Instructions to follow -> Go through the material below and copy all lines with "noise".

Data entries

-- start --

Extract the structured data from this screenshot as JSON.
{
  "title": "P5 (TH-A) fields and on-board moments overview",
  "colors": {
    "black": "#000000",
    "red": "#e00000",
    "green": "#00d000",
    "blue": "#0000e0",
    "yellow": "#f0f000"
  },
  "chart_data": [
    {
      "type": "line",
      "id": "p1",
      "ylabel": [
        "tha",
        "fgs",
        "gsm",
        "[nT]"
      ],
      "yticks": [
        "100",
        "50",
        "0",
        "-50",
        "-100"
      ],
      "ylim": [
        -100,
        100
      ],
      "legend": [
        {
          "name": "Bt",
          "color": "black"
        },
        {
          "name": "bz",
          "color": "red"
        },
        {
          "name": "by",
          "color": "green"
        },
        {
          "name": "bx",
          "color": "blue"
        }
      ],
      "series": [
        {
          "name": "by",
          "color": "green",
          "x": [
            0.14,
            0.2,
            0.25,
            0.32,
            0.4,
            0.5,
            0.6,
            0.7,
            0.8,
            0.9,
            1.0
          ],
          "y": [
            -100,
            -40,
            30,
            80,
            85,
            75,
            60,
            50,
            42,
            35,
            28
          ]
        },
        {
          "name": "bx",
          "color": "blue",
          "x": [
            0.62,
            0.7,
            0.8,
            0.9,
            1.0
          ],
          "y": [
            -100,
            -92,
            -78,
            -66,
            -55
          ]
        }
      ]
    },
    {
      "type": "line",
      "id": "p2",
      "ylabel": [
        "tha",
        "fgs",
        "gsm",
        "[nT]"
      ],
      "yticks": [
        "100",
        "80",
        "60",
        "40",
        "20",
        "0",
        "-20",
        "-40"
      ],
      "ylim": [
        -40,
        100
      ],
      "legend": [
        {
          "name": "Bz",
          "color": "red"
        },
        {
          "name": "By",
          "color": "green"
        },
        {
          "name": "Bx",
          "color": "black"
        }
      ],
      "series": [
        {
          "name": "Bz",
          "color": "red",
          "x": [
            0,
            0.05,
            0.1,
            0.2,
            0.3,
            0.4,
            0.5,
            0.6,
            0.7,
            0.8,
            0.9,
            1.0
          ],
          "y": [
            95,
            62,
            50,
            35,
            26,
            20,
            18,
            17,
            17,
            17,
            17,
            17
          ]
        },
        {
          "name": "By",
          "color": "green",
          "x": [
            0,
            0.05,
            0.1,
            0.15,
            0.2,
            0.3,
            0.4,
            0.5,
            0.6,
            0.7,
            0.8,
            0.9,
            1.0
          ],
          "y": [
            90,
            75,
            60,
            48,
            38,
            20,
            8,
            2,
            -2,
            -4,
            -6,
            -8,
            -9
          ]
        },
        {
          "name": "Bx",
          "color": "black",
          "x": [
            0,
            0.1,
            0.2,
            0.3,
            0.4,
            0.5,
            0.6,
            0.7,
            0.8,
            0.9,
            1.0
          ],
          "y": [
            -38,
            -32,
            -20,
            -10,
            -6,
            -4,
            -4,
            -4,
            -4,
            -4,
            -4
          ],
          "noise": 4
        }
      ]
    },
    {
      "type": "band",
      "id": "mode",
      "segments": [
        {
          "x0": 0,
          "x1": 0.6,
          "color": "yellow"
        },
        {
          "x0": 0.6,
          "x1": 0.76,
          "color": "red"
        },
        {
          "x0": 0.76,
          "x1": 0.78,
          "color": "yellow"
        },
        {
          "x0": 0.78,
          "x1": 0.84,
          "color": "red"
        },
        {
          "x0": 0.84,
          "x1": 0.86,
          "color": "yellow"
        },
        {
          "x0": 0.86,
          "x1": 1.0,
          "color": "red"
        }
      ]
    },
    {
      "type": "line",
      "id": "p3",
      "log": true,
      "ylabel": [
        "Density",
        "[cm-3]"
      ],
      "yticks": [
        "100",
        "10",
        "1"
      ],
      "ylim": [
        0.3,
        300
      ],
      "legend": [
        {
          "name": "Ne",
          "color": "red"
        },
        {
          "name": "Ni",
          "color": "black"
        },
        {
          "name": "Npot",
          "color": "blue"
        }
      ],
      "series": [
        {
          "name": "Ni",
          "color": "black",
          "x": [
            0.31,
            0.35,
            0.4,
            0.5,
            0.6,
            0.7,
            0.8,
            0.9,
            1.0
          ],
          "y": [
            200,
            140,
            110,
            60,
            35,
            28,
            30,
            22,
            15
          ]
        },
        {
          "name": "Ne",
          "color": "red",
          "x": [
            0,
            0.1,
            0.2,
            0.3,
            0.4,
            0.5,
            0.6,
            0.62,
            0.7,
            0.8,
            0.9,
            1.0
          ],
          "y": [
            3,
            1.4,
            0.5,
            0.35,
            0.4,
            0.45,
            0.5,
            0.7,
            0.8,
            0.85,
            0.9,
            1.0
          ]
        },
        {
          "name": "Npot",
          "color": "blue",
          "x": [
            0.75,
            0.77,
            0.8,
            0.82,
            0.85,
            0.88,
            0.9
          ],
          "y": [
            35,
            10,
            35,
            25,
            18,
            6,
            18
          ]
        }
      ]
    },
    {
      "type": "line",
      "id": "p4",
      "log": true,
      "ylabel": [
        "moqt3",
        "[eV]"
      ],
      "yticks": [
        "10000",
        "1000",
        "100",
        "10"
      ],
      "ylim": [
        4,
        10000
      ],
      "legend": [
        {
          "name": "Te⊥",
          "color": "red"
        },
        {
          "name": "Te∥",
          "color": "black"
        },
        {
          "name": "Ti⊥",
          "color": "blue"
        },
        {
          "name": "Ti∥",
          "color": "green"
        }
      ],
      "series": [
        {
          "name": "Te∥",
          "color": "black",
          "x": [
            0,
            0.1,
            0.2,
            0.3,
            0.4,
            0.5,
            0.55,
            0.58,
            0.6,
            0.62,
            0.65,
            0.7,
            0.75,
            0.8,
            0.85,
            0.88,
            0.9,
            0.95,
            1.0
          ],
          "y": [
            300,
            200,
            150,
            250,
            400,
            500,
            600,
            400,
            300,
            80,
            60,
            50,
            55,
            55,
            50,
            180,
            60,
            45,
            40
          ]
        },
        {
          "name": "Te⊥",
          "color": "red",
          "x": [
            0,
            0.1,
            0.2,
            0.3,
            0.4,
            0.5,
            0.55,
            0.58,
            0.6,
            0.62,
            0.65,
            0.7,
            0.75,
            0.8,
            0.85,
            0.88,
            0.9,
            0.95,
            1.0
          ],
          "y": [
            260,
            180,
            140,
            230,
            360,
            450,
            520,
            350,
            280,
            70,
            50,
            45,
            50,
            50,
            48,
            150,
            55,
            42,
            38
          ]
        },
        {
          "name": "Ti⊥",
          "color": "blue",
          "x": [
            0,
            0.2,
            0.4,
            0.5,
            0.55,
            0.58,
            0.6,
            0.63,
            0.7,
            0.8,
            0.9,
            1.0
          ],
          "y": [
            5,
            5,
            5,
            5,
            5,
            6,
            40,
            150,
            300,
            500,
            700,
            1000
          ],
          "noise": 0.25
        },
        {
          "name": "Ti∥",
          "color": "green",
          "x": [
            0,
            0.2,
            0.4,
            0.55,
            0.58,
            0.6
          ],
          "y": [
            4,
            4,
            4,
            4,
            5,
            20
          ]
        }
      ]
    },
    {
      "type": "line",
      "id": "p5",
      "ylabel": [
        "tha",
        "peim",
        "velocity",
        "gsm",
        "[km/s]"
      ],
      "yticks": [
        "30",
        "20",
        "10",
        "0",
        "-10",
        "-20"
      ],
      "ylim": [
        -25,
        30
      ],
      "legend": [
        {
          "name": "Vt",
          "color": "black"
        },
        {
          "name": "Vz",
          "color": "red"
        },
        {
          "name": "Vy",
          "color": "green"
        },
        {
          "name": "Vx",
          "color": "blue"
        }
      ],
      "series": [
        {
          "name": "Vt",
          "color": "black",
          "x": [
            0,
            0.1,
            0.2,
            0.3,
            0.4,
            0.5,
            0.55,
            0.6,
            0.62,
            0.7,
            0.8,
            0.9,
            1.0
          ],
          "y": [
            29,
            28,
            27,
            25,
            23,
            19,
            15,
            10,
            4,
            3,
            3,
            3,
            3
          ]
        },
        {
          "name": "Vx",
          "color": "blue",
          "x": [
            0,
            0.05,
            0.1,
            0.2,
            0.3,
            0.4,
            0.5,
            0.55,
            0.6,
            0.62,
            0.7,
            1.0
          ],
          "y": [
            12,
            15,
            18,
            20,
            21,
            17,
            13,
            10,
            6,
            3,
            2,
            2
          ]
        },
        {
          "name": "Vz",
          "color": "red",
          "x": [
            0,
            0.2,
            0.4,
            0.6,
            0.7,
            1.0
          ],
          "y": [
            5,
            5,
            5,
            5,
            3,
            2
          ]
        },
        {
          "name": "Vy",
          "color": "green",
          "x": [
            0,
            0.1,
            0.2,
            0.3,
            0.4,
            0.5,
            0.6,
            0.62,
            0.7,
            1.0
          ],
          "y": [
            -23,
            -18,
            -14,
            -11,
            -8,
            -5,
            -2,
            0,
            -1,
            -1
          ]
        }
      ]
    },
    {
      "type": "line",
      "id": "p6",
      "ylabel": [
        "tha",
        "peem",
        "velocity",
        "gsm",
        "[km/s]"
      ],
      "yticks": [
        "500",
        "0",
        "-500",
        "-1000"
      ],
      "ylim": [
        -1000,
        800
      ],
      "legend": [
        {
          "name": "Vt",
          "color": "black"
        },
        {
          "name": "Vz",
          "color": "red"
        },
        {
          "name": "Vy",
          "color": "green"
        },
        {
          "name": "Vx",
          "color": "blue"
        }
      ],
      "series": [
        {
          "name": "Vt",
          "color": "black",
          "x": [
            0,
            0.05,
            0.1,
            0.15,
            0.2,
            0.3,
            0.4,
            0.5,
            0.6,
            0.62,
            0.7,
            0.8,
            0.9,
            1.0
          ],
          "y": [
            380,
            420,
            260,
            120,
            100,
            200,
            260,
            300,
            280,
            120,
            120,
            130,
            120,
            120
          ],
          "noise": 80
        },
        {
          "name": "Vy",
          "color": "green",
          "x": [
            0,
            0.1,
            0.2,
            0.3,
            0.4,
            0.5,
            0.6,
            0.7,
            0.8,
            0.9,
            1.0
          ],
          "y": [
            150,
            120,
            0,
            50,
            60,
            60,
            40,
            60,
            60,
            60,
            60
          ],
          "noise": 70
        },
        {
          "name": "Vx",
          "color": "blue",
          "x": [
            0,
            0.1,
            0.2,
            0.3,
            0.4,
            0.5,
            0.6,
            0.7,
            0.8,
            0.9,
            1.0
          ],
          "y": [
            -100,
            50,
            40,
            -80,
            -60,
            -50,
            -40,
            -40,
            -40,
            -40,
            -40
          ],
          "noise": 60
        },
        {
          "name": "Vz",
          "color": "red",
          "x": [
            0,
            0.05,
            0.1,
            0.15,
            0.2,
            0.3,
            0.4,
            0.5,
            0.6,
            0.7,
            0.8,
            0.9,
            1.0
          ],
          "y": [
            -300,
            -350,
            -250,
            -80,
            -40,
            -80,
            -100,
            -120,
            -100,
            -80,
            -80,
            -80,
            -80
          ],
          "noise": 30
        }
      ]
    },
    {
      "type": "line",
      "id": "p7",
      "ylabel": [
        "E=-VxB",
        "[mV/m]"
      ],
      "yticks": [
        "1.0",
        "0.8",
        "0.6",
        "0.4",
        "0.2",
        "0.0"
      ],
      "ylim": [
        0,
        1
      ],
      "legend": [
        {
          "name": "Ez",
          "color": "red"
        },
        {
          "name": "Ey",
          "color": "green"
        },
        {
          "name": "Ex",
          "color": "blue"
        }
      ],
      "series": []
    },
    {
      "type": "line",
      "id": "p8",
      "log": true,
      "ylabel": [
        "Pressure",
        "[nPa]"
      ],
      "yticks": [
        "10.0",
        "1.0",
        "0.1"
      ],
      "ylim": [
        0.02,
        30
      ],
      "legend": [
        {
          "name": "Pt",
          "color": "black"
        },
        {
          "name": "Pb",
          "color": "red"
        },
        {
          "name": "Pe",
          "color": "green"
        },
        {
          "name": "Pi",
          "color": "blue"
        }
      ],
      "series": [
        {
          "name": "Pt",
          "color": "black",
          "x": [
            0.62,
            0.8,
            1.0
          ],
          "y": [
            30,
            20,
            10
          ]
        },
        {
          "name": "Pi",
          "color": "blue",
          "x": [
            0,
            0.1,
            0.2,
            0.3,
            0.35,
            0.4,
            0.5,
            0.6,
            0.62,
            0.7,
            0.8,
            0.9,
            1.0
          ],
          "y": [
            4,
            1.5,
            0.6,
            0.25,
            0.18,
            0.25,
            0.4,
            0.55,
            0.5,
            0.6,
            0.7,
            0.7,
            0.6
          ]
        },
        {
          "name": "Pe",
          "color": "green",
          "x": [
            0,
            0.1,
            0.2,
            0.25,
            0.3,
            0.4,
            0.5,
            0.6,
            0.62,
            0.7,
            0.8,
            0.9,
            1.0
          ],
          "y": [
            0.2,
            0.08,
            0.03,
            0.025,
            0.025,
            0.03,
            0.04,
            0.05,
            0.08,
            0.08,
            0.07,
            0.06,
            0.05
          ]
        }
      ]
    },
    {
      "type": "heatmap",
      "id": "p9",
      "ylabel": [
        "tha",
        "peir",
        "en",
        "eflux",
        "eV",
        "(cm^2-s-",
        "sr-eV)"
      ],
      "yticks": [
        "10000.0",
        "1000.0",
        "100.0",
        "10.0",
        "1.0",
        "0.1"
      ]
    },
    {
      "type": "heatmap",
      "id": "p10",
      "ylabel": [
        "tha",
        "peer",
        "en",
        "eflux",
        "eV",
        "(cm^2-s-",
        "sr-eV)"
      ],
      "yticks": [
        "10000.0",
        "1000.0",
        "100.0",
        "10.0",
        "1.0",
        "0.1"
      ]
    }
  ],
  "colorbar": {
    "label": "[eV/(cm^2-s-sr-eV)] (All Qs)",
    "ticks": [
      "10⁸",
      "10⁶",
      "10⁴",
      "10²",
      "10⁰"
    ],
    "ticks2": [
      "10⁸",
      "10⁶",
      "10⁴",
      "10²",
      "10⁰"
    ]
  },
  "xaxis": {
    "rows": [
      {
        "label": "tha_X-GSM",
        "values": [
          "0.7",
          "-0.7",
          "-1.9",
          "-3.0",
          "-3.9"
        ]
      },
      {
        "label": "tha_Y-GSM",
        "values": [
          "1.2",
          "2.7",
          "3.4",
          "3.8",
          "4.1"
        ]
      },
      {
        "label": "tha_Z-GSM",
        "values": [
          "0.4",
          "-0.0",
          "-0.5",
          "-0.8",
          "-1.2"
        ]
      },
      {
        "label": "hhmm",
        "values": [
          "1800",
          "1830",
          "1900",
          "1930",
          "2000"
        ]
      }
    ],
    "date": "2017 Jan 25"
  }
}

-- end --

Response for this exercise ->
          "noise": 4
          "noise": 0.25
          "noise": 80
          "noise": 70
          "noise": 60
          "noise": 30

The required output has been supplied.